Objective => Skip the pictures and quote all of the lines exactly.
_ _ _ _ _
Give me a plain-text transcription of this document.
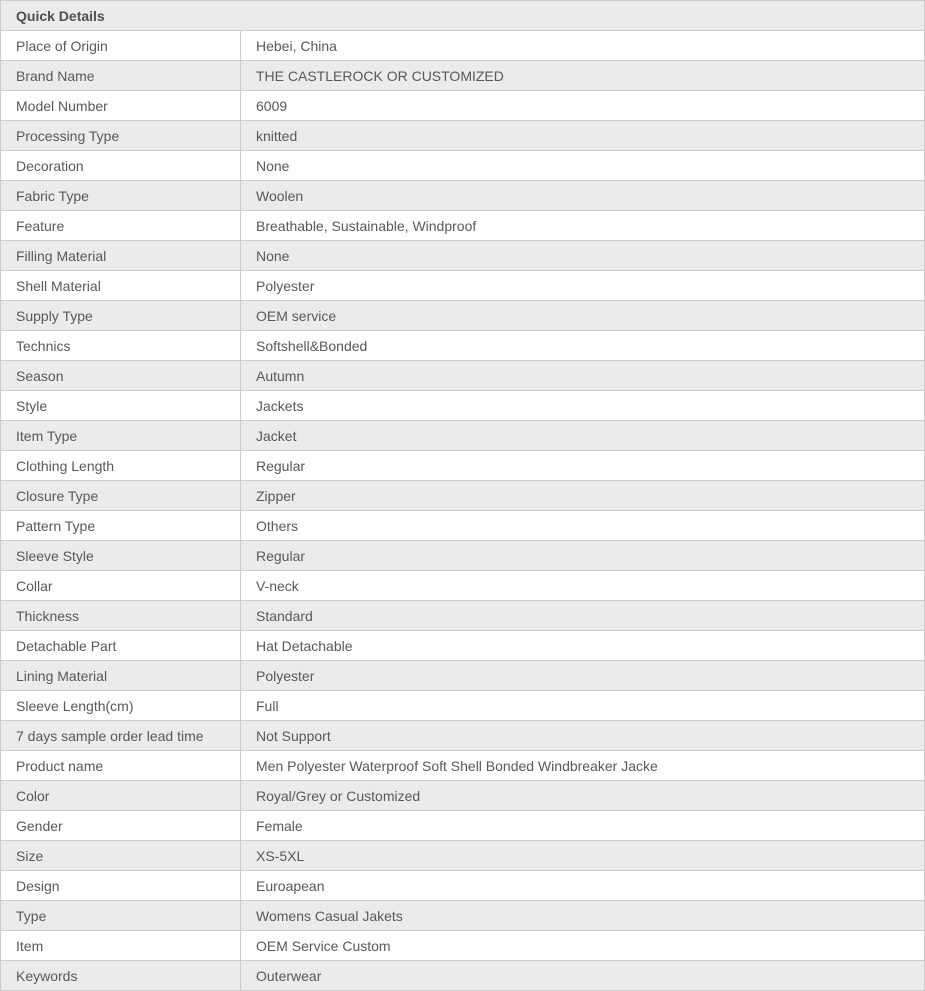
Quick Details
Place of Origin	Hebei, China
Brand Name	THE CASTLEROCK OR CUSTOMIZED
Model Number	6009
Processing Type	knitted
Decoration	None
Fabric Type	Woolen
Feature	Breathable, Sustainable, Windproof
Filling Material	None
Shell Material	Polyester
Supply Type	OEM service
Technics	Softshell&Bonded
Season	Autumn
Style	Jackets
Item Type	Jacket
Clothing Length	Regular
Closure Type	Zipper
Pattern Type	Others
Sleeve Style	Regular
Collar	V-neck
Thickness	Standard
Detachable Part	Hat Detachable
Lining Material	Polyester
Sleeve Length(cm)	Full
7 days sample order lead time	Not Support
Product name	Men Polyester Waterproof Soft Shell Bonded Windbreaker Jacke
Color	Royal/Grey or Customized
Gender	Female
Size	XS-5XL
Design	Euroapean
Type	Womens Casual Jakets
Item	OEM Service Custom
Keywords	Outerwear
_ _ _ _ _
Solution for this exercise =>
Give me a plain-text transcription of this document.
Quick Details
Place of Origin	Hebei, China
Brand Name	THE CASTLEROCK OR CUSTOMIZED
Model Number	6009
Processing Type	knitted
Decoration	None
Fabric Type	Woolen
Feature	Breathable, Sustainable, Windproof
Filling Material	None
Shell Material	Polyester
Supply Type	OEM service
Technics	Softshell&Bonded
Season	Autumn
Style	Jackets
Item Type	Jacket
Clothing Length	Regular
Closure Type	Zipper
Pattern Type	Others
Sleeve Style	Regular
Collar	V-neck
Thickness	Standard
Detachable Part	Hat Detachable
Lining Material	Polyester
Sleeve Length(cm)	Full
7 days sample order lead time	Not Support
Product name	Men Polyester Waterproof Soft Shell Bonded Windbreaker Jacke
Color	Royal/Grey or Customized
Gender	Female
Size	XS-5XL
Design	Euroapean
Type	Womens Casual Jakets
Item	OEM Service Custom
Keywords	Outerwear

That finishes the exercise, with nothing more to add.